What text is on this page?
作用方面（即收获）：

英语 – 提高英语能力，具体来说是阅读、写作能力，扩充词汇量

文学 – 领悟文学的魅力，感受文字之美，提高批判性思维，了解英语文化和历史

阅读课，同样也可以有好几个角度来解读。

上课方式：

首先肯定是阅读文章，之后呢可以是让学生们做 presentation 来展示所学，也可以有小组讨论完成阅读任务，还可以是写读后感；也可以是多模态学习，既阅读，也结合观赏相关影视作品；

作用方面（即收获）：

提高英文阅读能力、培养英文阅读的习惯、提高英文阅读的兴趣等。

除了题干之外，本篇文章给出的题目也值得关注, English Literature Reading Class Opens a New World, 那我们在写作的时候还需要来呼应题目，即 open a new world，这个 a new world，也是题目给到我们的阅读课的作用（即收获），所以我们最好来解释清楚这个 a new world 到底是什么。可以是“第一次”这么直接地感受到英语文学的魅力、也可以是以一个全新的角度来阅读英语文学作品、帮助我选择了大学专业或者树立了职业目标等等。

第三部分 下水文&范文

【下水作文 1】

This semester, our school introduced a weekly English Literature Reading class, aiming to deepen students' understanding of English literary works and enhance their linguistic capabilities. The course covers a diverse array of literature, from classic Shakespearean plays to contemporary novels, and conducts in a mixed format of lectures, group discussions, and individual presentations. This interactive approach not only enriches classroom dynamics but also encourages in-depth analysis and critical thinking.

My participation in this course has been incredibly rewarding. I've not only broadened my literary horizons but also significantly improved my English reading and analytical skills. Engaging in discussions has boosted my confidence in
---
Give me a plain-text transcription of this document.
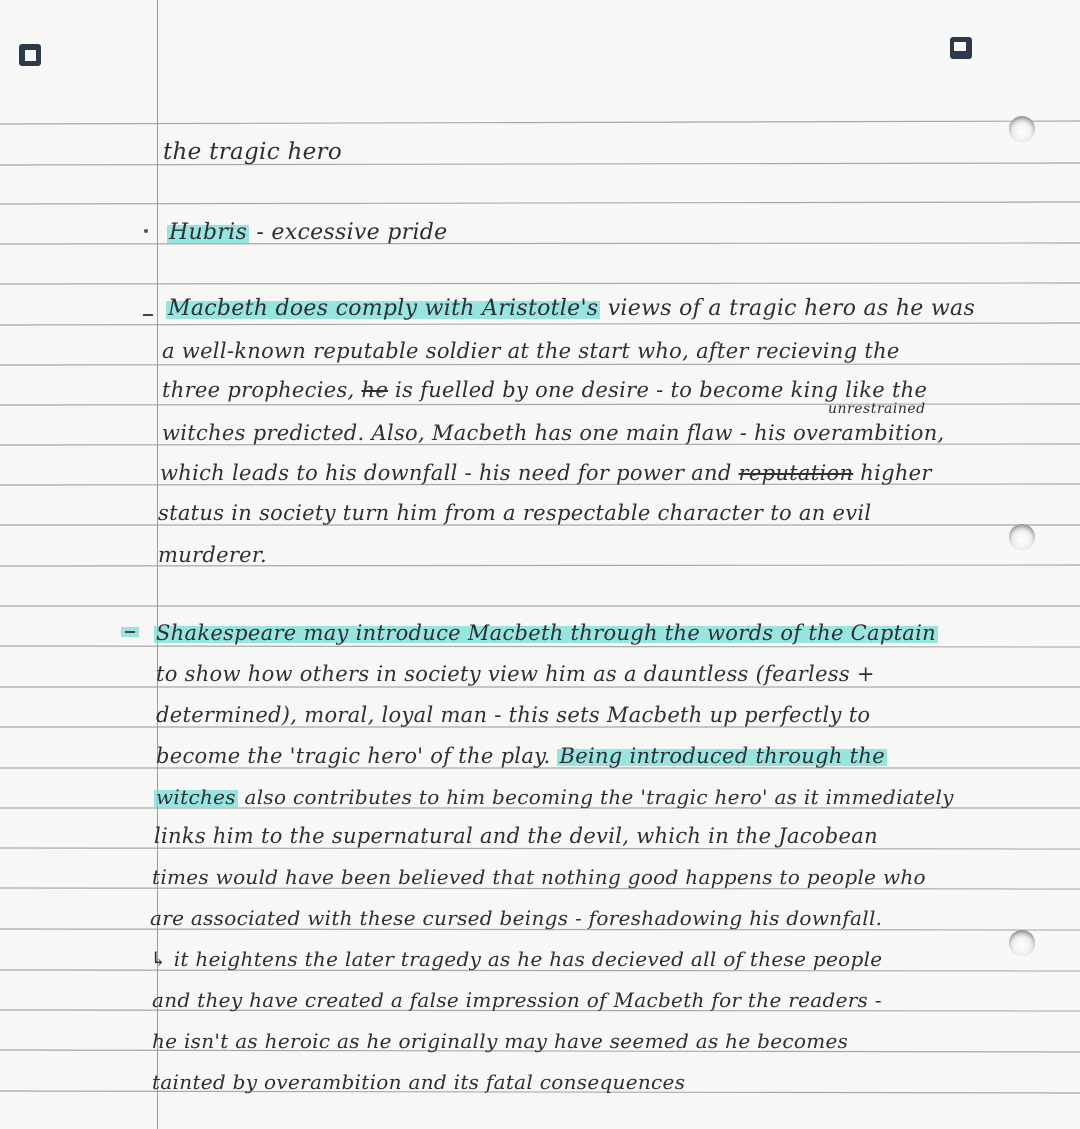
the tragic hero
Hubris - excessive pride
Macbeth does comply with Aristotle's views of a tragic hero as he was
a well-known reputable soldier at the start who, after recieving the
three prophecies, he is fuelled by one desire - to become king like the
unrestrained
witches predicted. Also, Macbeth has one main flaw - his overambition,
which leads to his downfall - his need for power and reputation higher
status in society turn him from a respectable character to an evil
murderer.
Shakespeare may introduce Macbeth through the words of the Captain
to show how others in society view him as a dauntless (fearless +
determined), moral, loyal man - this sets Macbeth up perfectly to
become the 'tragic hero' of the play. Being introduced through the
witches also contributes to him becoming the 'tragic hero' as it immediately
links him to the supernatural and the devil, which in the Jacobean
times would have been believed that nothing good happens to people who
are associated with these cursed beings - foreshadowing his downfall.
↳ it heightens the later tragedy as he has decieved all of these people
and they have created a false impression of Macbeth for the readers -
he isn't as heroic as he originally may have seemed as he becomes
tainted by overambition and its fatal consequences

Work to do: Check the data for the word "witches" and pull out the lines that have it.

Solved problem:
witches predicted. Also, Macbeth has one main flaw - his overambition,
witches also contributes to him becoming the 'tragic hero' as it immediately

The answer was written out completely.